DATA LISTING
□ □ □
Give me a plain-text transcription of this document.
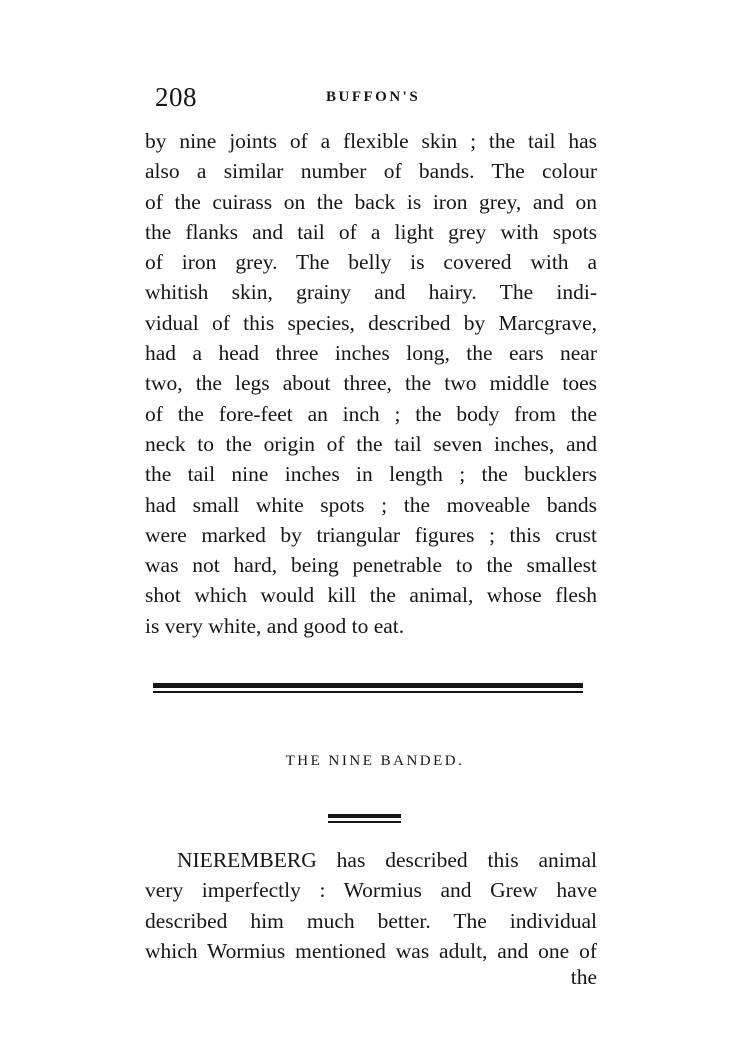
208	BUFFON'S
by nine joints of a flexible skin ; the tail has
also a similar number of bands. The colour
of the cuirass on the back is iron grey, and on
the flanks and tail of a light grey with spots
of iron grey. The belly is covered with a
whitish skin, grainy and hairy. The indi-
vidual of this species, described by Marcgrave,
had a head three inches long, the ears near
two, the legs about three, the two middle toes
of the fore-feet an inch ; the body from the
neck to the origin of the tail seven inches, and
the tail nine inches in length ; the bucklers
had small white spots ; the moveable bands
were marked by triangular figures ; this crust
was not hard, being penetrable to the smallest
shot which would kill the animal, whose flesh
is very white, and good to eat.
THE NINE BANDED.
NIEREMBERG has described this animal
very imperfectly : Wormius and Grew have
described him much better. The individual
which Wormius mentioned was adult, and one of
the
□ □ □
REQUEST
What comes back should match the records exactly, minus any pictures.

THE REPLY
Give me a plain-text transcription of this document.
208	BUFFON'S
by nine joints of a flexible skin ; the tail has
also a similar number of bands. The colour
of the cuirass on the back is iron grey, and on
the flanks and tail of a light grey with spots
of iron grey. The belly is covered with a
whitish skin, grainy and hairy. The indi-
vidual of this species, described by Marcgrave,
had a head three inches long, the ears near
two, the legs about three, the two middle toes
of the fore-feet an inch ; the body from the
neck to the origin of the tail seven inches, and
the tail nine inches in length ; the bucklers
had small white spots ; the moveable bands
were marked by triangular figures ; this crust
was not hard, being penetrable to the smallest
shot which would kill the animal, whose flesh
is very white, and good to eat.
THE NINE BANDED.
NIEREMBERG has described this animal
very imperfectly : Wormius and Grew have
described him much better. The individual
which Wormius mentioned was adult, and one of
the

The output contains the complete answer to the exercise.